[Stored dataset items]
--- BEGIN ---
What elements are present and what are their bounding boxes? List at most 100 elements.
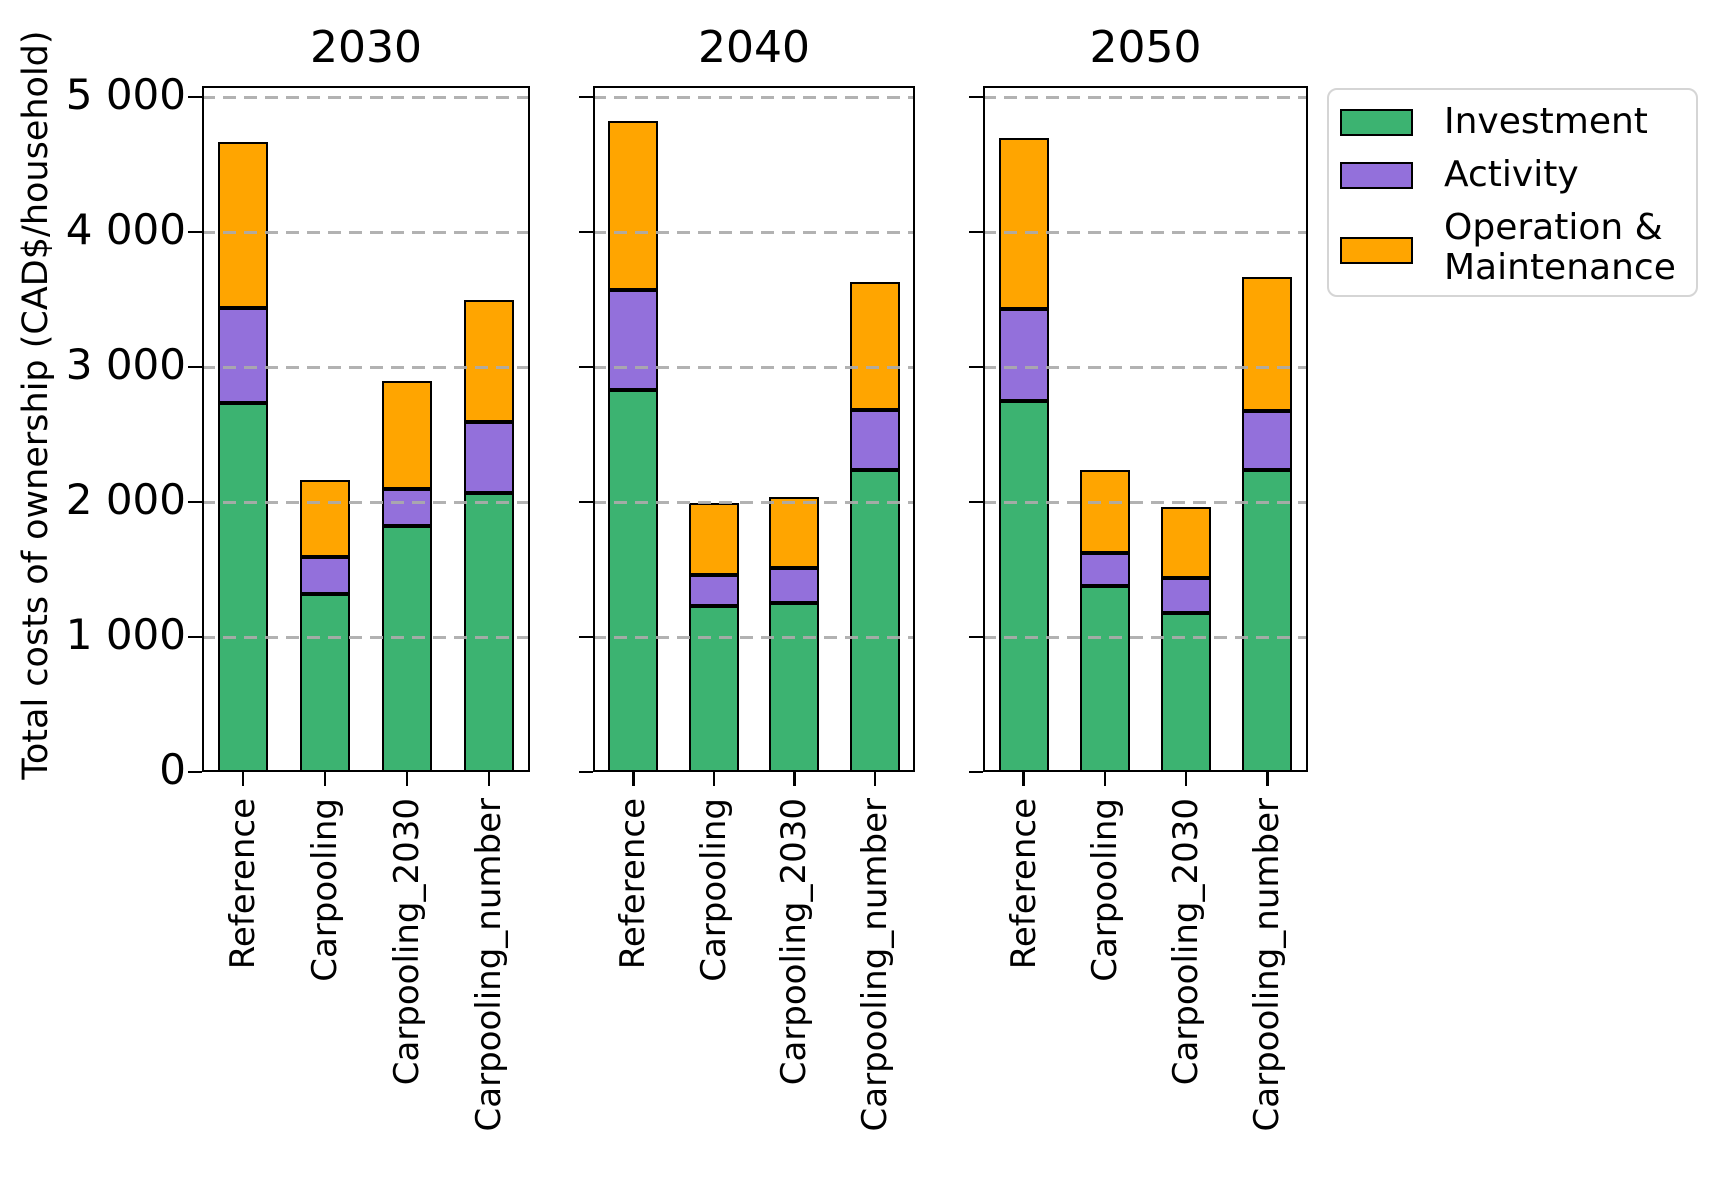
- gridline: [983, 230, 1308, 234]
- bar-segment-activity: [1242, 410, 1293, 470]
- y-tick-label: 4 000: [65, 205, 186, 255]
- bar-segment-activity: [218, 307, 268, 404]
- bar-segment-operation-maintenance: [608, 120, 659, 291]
--- END ---
### TASK DESCRIPTION
Rewrite the entries above so that "bounding boxes" becomes "box coordinates" and nothing else changes. Leave out the pictures.

### OUTPUT OF THE EXERCISE
What elements are present and what are their box coordinates? List at most 100 elements.
- gridline: [983, 230, 1308, 234]
- bar-segment-activity: [1242, 410, 1293, 470]
- y-tick-label: 4 000: [65, 205, 186, 255]
- bar-segment-activity: [218, 307, 268, 404]
- bar-segment-operation-maintenance: [608, 120, 659, 291]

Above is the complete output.